=== Required task ===
Transcribe the full listing exactly, and drop every picture.

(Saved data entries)
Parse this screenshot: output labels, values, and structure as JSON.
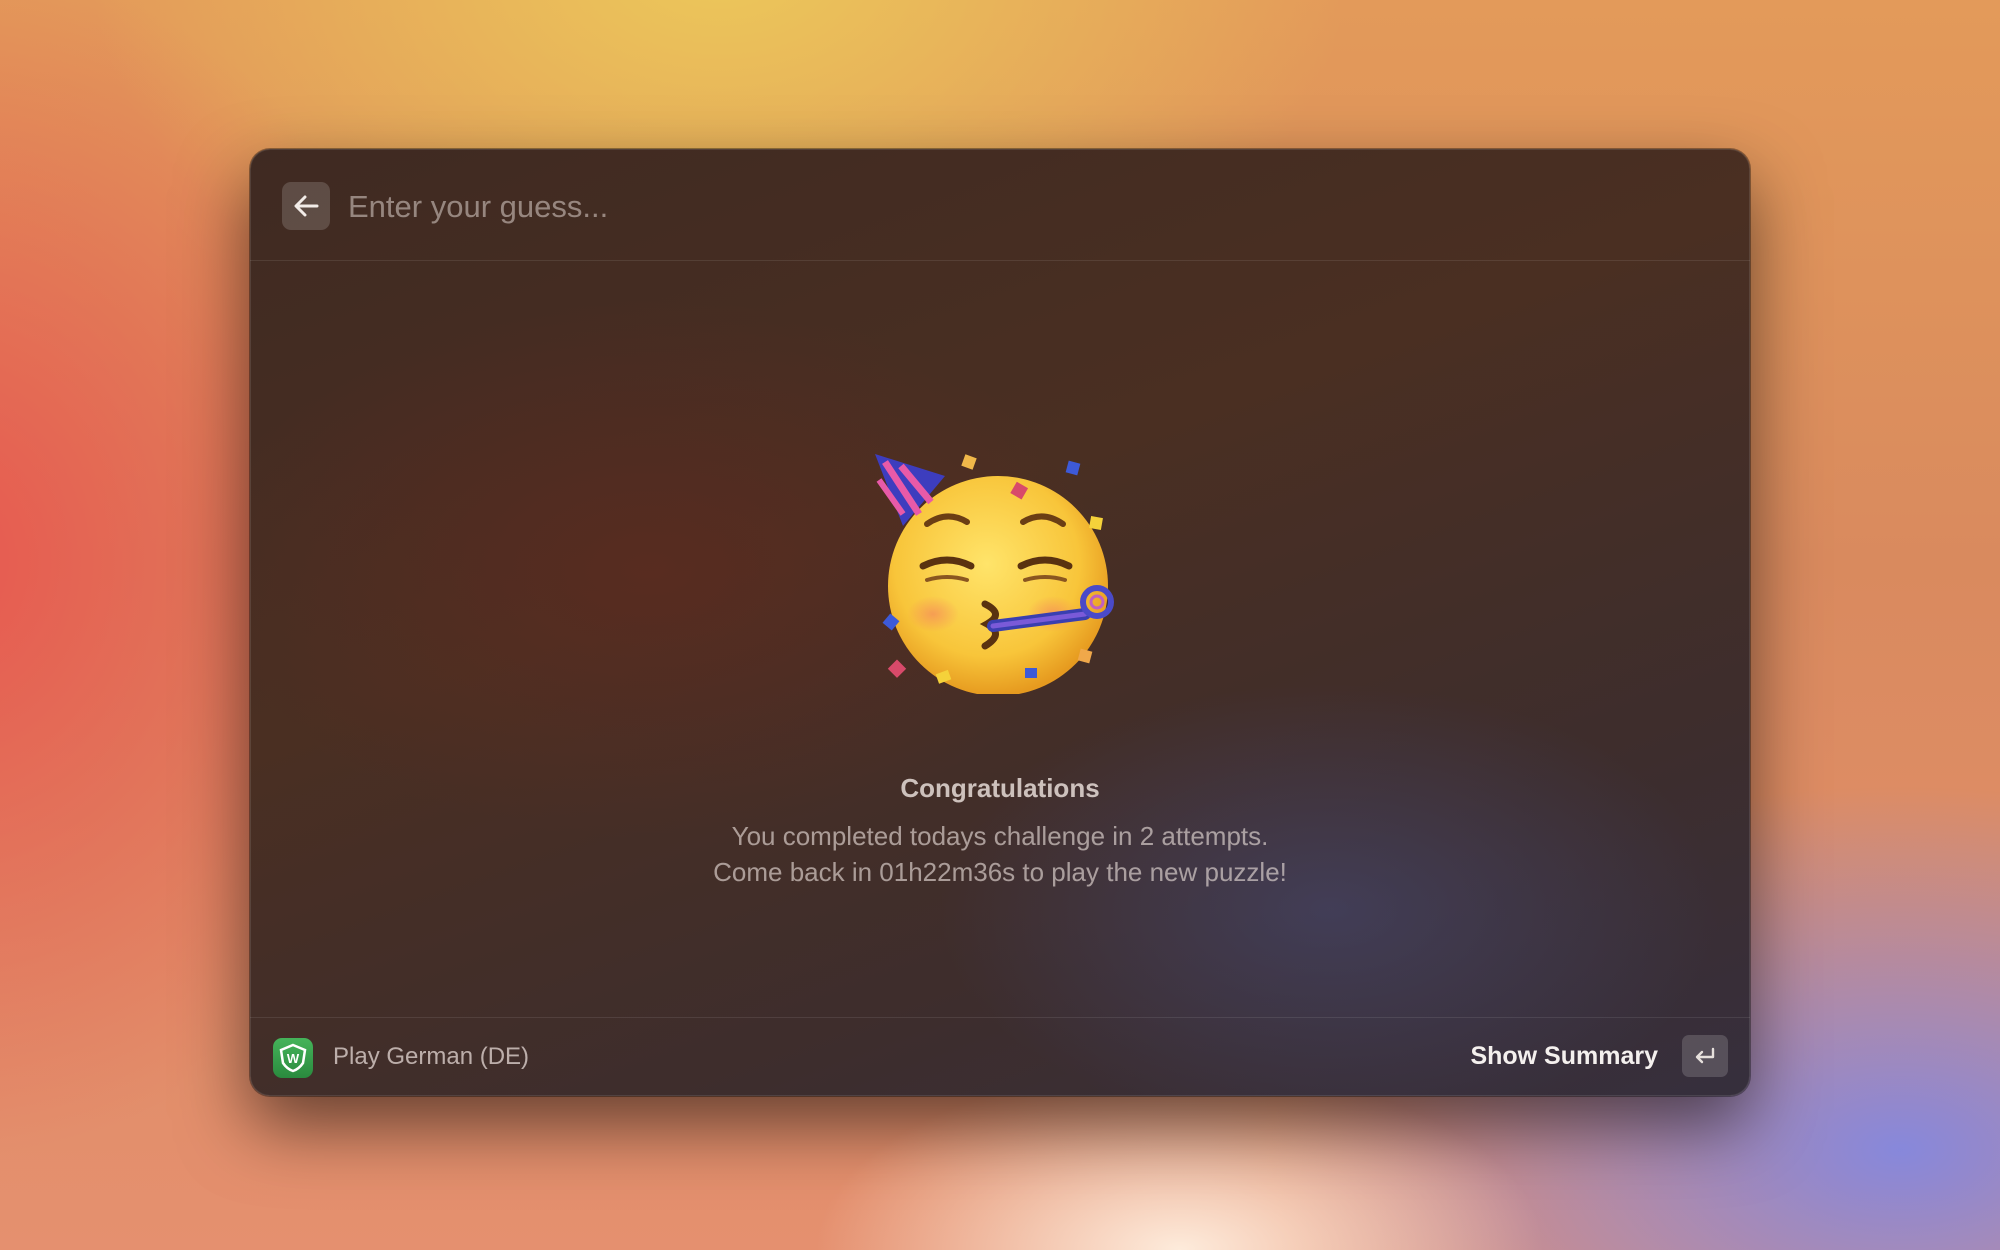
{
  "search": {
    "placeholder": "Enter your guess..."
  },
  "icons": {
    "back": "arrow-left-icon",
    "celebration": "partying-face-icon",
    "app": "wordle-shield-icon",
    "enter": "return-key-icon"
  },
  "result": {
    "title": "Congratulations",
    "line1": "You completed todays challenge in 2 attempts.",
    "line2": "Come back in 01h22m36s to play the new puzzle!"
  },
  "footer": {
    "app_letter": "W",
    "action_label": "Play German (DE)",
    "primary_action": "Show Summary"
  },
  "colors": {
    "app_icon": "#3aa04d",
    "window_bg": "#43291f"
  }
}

=== Result of this exercise ===
Parse this screenshot: output labels, values, and structure as JSON.
{
  "search": {
    "placeholder": "Enter your guess..."
  },
  "icons": {
    "back": "arrow-left-icon",
    "celebration": "partying-face-icon",
    "app": "wordle-shield-icon",
    "enter": "return-key-icon"
  },
  "result": {
    "title": "Congratulations",
    "line1": "You completed todays challenge in 2 attempts.",
    "line2": "Come back in 01h22m36s to play the new puzzle!"
  },
  "footer": {
    "app_letter": "W",
    "action_label": "Play German (DE)",
    "primary_action": "Show Summary"
  },
  "colors": {
    "app_icon": "#3aa04d",
    "window_bg": "#43291f"
  }
}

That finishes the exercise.